Material for the task
***

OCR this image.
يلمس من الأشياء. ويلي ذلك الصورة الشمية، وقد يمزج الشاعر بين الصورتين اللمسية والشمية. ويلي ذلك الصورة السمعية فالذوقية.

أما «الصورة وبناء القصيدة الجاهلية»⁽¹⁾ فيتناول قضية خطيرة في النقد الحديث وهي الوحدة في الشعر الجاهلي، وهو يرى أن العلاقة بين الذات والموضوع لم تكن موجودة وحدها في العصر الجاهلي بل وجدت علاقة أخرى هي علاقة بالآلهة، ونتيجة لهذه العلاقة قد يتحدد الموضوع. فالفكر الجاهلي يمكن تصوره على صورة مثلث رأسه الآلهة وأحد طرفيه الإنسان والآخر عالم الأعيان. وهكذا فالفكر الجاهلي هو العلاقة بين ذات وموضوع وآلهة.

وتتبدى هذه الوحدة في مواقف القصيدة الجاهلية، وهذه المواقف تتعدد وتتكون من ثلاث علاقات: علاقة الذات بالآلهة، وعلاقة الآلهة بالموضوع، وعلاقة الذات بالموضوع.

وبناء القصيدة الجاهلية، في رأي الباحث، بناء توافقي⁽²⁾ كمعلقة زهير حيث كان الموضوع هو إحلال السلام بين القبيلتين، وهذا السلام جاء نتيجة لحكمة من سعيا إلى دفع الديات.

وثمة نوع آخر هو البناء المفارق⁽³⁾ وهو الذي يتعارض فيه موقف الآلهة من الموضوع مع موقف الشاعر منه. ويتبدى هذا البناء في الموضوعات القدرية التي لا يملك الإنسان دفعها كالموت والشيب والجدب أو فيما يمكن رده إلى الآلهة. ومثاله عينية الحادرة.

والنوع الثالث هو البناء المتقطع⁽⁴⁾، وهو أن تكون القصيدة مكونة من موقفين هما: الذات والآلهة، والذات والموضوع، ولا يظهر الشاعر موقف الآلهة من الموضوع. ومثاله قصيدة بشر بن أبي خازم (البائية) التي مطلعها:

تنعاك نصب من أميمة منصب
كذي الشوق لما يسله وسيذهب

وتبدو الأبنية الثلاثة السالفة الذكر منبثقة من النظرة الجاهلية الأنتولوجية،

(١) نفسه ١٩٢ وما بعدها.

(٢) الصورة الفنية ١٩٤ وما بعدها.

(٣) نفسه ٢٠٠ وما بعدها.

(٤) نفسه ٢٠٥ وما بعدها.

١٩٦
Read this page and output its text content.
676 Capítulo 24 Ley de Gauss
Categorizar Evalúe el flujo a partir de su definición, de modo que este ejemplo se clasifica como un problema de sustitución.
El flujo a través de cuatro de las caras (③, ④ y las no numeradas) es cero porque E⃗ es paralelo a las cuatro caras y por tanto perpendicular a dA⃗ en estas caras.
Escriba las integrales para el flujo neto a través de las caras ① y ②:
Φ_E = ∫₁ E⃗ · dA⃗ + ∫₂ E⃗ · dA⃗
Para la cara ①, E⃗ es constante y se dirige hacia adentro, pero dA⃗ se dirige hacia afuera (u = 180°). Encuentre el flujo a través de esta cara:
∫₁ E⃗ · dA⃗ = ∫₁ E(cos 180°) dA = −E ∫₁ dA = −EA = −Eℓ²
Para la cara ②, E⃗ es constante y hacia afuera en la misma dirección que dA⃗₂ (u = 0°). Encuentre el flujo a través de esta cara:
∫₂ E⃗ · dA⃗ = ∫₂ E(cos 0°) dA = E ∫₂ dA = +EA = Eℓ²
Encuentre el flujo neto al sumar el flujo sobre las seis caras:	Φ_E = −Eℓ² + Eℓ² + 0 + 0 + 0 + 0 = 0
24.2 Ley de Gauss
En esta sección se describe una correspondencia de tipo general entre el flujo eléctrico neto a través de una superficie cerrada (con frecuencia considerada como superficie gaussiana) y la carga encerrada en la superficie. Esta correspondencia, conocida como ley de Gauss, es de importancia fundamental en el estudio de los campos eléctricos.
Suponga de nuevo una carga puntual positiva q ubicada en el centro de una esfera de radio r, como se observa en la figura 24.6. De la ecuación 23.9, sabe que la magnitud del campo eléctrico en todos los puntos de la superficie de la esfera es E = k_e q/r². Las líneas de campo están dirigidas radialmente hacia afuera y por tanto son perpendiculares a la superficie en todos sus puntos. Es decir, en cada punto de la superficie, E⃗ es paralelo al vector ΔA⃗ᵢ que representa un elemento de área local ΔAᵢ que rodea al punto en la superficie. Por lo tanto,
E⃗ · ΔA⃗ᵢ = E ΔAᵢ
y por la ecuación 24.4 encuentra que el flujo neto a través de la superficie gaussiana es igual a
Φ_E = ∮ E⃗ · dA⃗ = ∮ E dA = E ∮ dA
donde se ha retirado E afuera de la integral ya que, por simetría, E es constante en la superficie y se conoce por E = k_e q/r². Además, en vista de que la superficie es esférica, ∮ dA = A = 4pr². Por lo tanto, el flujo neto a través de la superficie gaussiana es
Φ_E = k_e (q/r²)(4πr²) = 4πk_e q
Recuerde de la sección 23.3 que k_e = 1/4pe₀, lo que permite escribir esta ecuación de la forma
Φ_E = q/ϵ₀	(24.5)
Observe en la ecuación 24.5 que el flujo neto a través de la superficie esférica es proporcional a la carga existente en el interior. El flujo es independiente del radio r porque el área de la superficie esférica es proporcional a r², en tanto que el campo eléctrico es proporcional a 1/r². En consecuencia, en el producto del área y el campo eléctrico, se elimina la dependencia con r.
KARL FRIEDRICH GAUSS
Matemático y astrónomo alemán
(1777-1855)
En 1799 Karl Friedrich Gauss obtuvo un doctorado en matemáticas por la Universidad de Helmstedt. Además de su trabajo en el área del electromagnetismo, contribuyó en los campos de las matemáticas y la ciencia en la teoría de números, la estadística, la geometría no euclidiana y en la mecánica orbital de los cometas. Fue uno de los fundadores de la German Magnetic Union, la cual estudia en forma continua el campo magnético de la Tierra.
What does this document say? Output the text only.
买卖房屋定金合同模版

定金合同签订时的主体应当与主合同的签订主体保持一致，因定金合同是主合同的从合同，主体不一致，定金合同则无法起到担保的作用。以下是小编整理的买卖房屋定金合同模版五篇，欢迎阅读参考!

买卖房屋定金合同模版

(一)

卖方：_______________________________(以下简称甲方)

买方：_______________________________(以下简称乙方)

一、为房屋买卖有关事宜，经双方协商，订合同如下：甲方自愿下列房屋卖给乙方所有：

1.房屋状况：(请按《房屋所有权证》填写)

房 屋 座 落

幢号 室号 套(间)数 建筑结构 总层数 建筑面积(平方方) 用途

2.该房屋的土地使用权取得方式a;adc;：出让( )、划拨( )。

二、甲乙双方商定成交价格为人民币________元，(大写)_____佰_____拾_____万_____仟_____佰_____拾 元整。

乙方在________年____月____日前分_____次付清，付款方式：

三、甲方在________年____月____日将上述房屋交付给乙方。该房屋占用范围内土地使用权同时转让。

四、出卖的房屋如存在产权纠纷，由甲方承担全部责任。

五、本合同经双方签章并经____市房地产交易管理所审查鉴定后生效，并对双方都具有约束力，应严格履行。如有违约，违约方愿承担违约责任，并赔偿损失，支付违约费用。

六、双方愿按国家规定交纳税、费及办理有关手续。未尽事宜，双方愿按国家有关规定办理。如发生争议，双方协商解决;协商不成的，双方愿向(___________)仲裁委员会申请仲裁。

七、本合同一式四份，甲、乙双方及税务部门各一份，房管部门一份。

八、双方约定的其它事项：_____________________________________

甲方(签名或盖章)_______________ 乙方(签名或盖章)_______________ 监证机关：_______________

***

Problem description
Restate the whole of the material exactly.

Answer for this exercise
OCR this image.
يلمس من الأشياء. ويلي ذلك الصورة الشمية، وقد يمزج الشاعر بين الصورتين اللمسية والشمية. ويلي ذلك الصورة السمعية فالذوقية.

أما «الصورة وبناء القصيدة الجاهلية»⁽¹⁾ فيتناول قضية خطيرة في النقد الحديث وهي الوحدة في الشعر الجاهلي، وهو يرى أن العلاقة بين الذات والموضوع لم تكن موجودة وحدها في العصر الجاهلي بل وجدت علاقة أخرى هي علاقة بالآلهة، ونتيجة لهذه العلاقة قد يتحدد الموضوع. فالفكر الجاهلي يمكن تصوره على صورة مثلث رأسه الآلهة وأحد طرفيه الإنسان والآخر عالم الأعيان. وهكذا فالفكر الجاهلي هو العلاقة بين ذات وموضوع وآلهة.

وتتبدى هذه الوحدة في مواقف القصيدة الجاهلية، وهذه المواقف تتعدد وتتكون من ثلاث علاقات: علاقة الذات بالآلهة، وعلاقة الآلهة بالموضوع، وعلاقة الذات بالموضوع.

وبناء القصيدة الجاهلية، في رأي الباحث، بناء توافقي⁽²⁾ كمعلقة زهير حيث كان الموضوع هو إحلال السلام بين القبيلتين، وهذا السلام جاء نتيجة لحكمة من سعيا إلى دفع الديات.

وثمة نوع آخر هو البناء المفارق⁽³⁾ وهو الذي يتعارض فيه موقف الآلهة من الموضوع مع موقف الشاعر منه. ويتبدى هذا البناء في الموضوعات القدرية التي لا يملك الإنسان دفعها كالموت والشيب والجدب أو فيما يمكن رده إلى الآلهة. ومثاله عينية الحادرة.

والنوع الثالث هو البناء المتقطع⁽⁴⁾، وهو أن تكون القصيدة مكونة من موقفين هما: الذات والآلهة، والذات والموضوع، ولا يظهر الشاعر موقف الآلهة من الموضوع. ومثاله قصيدة بشر بن أبي خازم (البائية) التي مطلعها:

تنعاك نصب من أميمة منصب
كذي الشوق لما يسله وسيذهب

وتبدو الأبنية الثلاثة السالفة الذكر منبثقة من النظرة الجاهلية الأنتولوجية،

(١) نفسه ١٩٢ وما بعدها.

(٢) الصورة الفنية ١٩٤ وما بعدها.

(٣) نفسه ٢٠٠ وما بعدها.

(٤) نفسه ٢٠٥ وما بعدها.

١٩٦
Read this page and output its text content.
676 Capítulo 24 Ley de Gauss
Categorizar Evalúe el flujo a partir de su definición, de modo que este ejemplo se clasifica como un problema de sustitución.
El flujo a través de cuatro de las caras (③, ④ y las no numeradas) es cero porque E⃗ es paralelo a las cuatro caras y por tanto perpendicular a dA⃗ en estas caras.
Escriba las integrales para el flujo neto a través de las caras ① y ②:
Φ_E = ∫₁ E⃗ · dA⃗ + ∫₂ E⃗ · dA⃗
Para la cara ①, E⃗ es constante y se dirige hacia adentro, pero dA⃗ se dirige hacia afuera (u = 180°). Encuentre el flujo a través de esta cara:
∫₁ E⃗ · dA⃗ = ∫₁ E(cos 180°) dA = −E ∫₁ dA = −EA = −Eℓ²
Para la cara ②, E⃗ es constante y hacia afuera en la misma dirección que dA⃗₂ (u = 0°). Encuentre el flujo a través de esta cara:
∫₂ E⃗ · dA⃗ = ∫₂ E(cos 0°) dA = E ∫₂ dA = +EA = Eℓ²
Encuentre el flujo neto al sumar el flujo sobre las seis caras:	Φ_E = −Eℓ² + Eℓ² + 0 + 0 + 0 + 0 = 0
24.2 Ley de Gauss
En esta sección se describe una correspondencia de tipo general entre el flujo eléctrico neto a través de una superficie cerrada (con frecuencia considerada como superficie gaussiana) y la carga encerrada en la superficie. Esta correspondencia, conocida como ley de Gauss, es de importancia fundamental en el estudio de los campos eléctricos.
Suponga de nuevo una carga puntual positiva q ubicada en el centro de una esfera de radio r, como se observa en la figura 24.6. De la ecuación 23.9, sabe que la magnitud del campo eléctrico en todos los puntos de la superficie de la esfera es E = k_e q/r². Las líneas de campo están dirigidas radialmente hacia afuera y por tanto son perpendiculares a la superficie en todos sus puntos. Es decir, en cada punto de la superficie, E⃗ es paralelo al vector ΔA⃗ᵢ que representa un elemento de área local ΔAᵢ que rodea al punto en la superficie. Por lo tanto,
E⃗ · ΔA⃗ᵢ = E ΔAᵢ
y por la ecuación 24.4 encuentra que el flujo neto a través de la superficie gaussiana es igual a
Φ_E = ∮ E⃗ · dA⃗ = ∮ E dA = E ∮ dA
donde se ha retirado E afuera de la integral ya que, por simetría, E es constante en la superficie y se conoce por E = k_e q/r². Además, en vista de que la superficie es esférica, ∮ dA = A = 4pr². Por lo tanto, el flujo neto a través de la superficie gaussiana es
Φ_E = k_e (q/r²)(4πr²) = 4πk_e q
Recuerde de la sección 23.3 que k_e = 1/4pe₀, lo que permite escribir esta ecuación de la forma
Φ_E = q/ϵ₀	(24.5)
Observe en la ecuación 24.5 que el flujo neto a través de la superficie esférica es proporcional a la carga existente en el interior. El flujo es independiente del radio r porque el área de la superficie esférica es proporcional a r², en tanto que el campo eléctrico es proporcional a 1/r². En consecuencia, en el producto del área y el campo eléctrico, se elimina la dependencia con r.
KARL FRIEDRICH GAUSS
Matemático y astrónomo alemán
(1777-1855)
En 1799 Karl Friedrich Gauss obtuvo un doctorado en matemáticas por la Universidad de Helmstedt. Además de su trabajo en el área del electromagnetismo, contribuyó en los campos de las matemáticas y la ciencia en la teoría de números, la estadística, la geometría no euclidiana y en la mecánica orbital de los cometas. Fue uno de los fundadores de la German Magnetic Union, la cual estudia en forma continua el campo magnético de la Tierra.
What does this document say? Output the text only.
买卖房屋定金合同模版

定金合同签订时的主体应当与主合同的签订主体保持一致，因定金合同是主合同的从合同，主体不一致，定金合同则无法起到担保的作用。以下是小编整理的买卖房屋定金合同模版五篇，欢迎阅读参考!

买卖房屋定金合同模版

(一)

卖方：_______________________________(以下简称甲方)

买方：_______________________________(以下简称乙方)

一、为房屋买卖有关事宜，经双方协商，订合同如下：甲方自愿下列房屋卖给乙方所有：

1.房屋状况：(请按《房屋所有权证》填写)

房 屋 座 落

幢号 室号 套(间)数 建筑结构 总层数 建筑面积(平方方) 用途

2.该房屋的土地使用权取得方式a;adc;：出让( )、划拨( )。

二、甲乙双方商定成交价格为人民币________元，(大写)_____佰_____拾_____万_____仟_____佰_____拾 元整。

乙方在________年____月____日前分_____次付清，付款方式：

三、甲方在________年____月____日将上述房屋交付给乙方。该房屋占用范围内土地使用权同时转让。

四、出卖的房屋如存在产权纠纷，由甲方承担全部责任。

五、本合同经双方签章并经____市房地产交易管理所审查鉴定后生效，并对双方都具有约束力，应严格履行。如有违约，违约方愿承担违约责任，并赔偿损失，支付违约费用。

六、双方愿按国家规定交纳税、费及办理有关手续。未尽事宜，双方愿按国家有关规定办理。如发生争议，双方协商解决;协商不成的，双方愿向(___________)仲裁委员会申请仲裁。

七、本合同一式四份，甲、乙双方及税务部门各一份，房管部门一份。

八、双方约定的其它事项：_____________________________________

甲方(签名或盖章)_______________ 乙方(签名或盖章)_______________ 监证机关：_______________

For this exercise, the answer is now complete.